Stored items from a collection:
□ □ □
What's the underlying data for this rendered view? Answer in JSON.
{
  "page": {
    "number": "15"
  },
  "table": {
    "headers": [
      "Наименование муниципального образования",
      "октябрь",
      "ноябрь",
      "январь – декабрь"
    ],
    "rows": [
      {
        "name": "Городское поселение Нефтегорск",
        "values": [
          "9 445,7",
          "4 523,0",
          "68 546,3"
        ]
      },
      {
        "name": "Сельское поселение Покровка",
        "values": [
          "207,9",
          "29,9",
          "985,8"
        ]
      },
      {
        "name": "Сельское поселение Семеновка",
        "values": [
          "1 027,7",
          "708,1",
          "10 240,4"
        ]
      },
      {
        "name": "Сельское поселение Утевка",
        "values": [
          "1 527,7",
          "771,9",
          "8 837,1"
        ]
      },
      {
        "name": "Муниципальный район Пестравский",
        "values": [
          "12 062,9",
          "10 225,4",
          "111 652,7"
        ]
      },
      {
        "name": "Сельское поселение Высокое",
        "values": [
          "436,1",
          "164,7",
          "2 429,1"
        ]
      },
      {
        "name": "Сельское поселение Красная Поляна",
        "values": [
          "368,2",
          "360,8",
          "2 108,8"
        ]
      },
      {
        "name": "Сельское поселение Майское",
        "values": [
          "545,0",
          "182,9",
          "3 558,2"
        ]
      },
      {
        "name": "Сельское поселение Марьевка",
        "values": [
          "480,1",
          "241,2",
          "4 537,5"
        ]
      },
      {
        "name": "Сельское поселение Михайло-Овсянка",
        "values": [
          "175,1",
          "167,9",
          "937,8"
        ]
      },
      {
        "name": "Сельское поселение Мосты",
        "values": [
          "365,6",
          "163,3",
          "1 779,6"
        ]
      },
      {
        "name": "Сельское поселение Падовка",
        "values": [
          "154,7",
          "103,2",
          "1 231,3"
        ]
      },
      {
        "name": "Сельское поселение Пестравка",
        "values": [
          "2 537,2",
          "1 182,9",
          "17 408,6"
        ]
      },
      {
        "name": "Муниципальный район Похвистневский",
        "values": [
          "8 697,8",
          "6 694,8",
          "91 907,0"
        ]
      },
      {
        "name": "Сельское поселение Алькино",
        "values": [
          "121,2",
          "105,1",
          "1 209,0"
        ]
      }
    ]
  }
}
□ □ □
* **TASK DIRECTIONS**: Copy all lines above containing the string "район".

* **THE OUTPUT**:
        "name": "Муниципальный район Пестравский",
        "name": "Муниципальный район Похвистневский",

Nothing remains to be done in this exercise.